> _CHALLENGE_
Select each line where the word "power" appears.

> _INPUT RECORDS_

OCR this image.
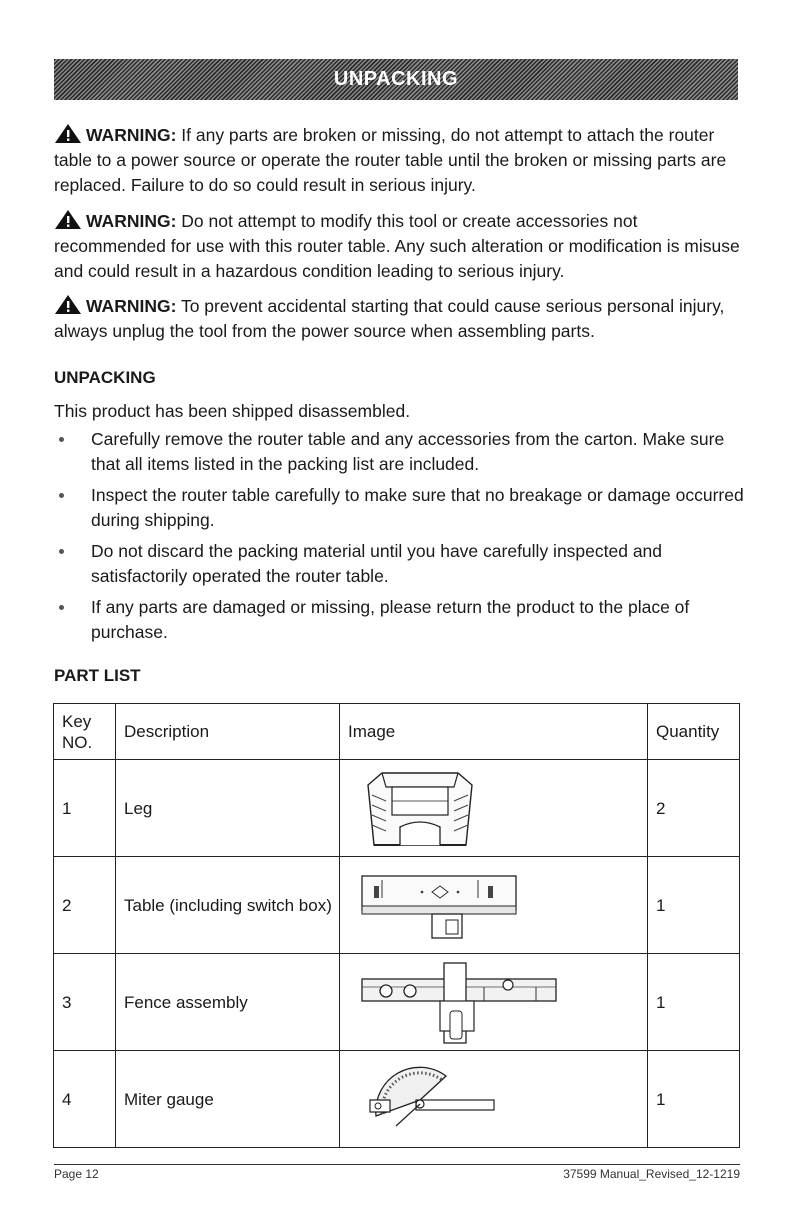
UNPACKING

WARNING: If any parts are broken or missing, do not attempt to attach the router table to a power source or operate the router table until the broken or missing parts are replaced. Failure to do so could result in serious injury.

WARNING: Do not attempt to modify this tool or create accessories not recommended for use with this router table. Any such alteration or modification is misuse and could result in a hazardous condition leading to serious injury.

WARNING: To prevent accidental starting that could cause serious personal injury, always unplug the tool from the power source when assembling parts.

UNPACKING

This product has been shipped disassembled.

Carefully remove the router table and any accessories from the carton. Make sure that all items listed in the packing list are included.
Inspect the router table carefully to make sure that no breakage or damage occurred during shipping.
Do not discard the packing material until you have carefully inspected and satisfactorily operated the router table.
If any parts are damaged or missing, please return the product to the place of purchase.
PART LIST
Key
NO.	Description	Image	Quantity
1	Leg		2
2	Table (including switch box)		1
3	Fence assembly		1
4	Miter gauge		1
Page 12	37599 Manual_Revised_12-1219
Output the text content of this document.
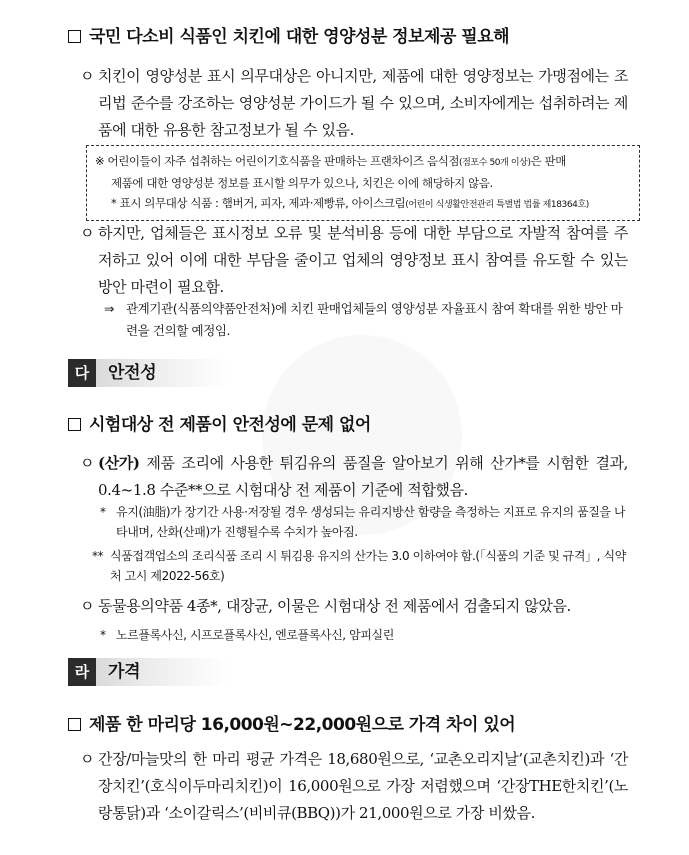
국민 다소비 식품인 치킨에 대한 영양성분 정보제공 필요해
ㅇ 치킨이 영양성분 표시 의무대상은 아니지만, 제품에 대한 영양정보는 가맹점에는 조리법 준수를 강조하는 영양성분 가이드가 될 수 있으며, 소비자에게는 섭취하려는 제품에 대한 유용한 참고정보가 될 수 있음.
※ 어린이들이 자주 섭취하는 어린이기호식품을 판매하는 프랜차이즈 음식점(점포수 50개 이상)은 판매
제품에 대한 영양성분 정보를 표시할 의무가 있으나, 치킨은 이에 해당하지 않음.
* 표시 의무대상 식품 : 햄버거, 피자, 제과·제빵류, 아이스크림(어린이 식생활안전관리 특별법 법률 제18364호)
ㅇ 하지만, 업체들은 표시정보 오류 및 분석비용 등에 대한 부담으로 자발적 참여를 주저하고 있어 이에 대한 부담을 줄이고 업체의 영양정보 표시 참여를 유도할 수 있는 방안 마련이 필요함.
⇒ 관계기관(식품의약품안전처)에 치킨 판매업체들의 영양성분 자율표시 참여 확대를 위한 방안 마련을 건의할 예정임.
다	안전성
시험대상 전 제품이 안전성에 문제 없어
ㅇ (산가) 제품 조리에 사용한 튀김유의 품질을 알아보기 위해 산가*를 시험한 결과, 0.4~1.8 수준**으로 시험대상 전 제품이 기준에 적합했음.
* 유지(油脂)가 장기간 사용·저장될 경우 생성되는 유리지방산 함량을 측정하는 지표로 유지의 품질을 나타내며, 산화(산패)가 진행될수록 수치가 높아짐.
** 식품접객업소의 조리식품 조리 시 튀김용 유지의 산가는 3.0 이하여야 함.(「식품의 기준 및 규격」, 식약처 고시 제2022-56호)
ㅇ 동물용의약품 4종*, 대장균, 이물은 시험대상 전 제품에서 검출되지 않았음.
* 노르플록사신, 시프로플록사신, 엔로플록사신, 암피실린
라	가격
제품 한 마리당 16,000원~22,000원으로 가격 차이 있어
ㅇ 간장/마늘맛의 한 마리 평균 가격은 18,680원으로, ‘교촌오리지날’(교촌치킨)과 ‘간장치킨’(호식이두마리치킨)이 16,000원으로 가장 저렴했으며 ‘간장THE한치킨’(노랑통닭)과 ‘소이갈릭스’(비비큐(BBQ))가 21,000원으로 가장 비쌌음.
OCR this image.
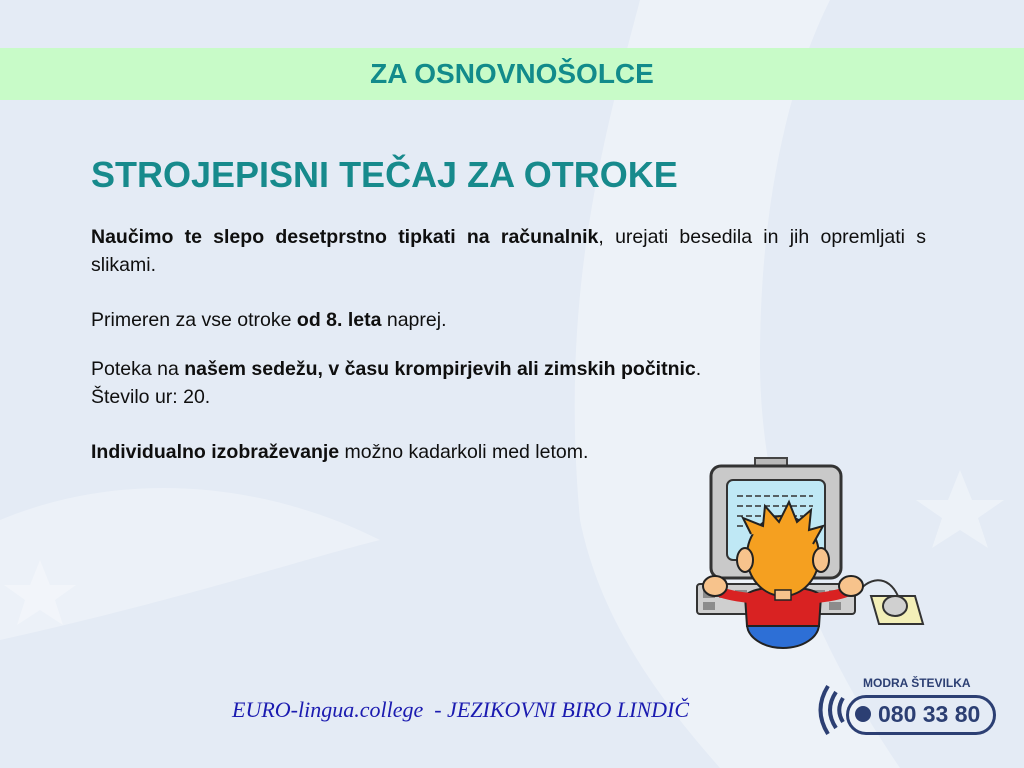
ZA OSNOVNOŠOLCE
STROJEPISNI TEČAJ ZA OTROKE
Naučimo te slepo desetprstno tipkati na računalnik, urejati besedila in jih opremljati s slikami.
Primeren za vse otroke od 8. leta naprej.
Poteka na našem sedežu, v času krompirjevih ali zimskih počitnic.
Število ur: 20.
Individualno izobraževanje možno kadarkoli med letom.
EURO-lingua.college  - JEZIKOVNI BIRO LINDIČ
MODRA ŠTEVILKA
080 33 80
---
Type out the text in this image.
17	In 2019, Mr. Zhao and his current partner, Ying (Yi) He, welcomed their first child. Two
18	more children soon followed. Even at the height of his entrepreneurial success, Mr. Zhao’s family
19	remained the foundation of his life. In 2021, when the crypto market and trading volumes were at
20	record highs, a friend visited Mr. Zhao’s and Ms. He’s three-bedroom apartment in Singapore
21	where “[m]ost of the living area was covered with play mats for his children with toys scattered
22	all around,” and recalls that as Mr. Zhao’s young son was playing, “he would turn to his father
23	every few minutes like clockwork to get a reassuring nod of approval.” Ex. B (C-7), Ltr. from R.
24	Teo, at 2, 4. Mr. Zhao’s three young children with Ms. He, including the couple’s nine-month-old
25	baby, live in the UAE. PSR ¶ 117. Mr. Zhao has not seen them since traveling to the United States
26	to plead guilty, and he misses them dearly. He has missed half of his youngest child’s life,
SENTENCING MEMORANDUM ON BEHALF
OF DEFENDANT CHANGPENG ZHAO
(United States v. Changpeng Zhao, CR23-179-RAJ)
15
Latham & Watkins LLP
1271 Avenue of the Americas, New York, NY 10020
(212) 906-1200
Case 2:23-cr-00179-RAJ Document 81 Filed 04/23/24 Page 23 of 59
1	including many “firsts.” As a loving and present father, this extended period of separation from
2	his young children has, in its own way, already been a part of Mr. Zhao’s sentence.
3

> _WRITTEN ANSWER_
WARNING: If any parts are broken or missing, do not attempt to attach the router table to a power source or operate the router table until the broken or missing parts are replaced. Failure to do so could result in serious injury.
WARNING: To prevent accidental starting that could cause serious personal injury, always unplug the tool from the power source when assembling parts.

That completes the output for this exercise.